» **Material**
----

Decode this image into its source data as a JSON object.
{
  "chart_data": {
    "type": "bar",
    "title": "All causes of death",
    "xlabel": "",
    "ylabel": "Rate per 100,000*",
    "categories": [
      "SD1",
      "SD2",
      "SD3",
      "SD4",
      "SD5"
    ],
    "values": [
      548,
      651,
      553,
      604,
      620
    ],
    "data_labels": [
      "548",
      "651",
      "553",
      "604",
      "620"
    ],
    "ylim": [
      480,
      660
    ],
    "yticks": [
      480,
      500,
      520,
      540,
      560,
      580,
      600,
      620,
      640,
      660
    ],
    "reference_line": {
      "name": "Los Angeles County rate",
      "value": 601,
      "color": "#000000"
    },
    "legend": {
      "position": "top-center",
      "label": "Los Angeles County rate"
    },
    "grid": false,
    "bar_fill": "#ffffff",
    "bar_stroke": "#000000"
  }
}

----

» **Objective**
Transcribe the data. Leave every line exactly as it is.

» **Response**
Decode this image into its source data as a JSON object.
{
  "chart_data": {
    "type": "bar",
    "title": "All causes of death",
    "xlabel": "",
    "ylabel": "Rate per 100,000*",
    "categories": [
      "SD1",
      "SD2",
      "SD3",
      "SD4",
      "SD5"
    ],
    "values": [
      548,
      651,
      553,
      604,
      620
    ],
    "data_labels": [
      "548",
      "651",
      "553",
      "604",
      "620"
    ],
    "ylim": [
      480,
      660
    ],
    "yticks": [
      480,
      500,
      520,
      540,
      560,
      580,
      600,
      620,
      640,
      660
    ],
    "reference_line": {
      "name": "Los Angeles County rate",
      "value": 601,
      "color": "#000000"
    },
    "legend": {
      "position": "top-center",
      "label": "Los Angeles County rate"
    },
    "grid": false,
    "bar_fill": "#ffffff",
    "bar_stroke": "#000000"
  }
}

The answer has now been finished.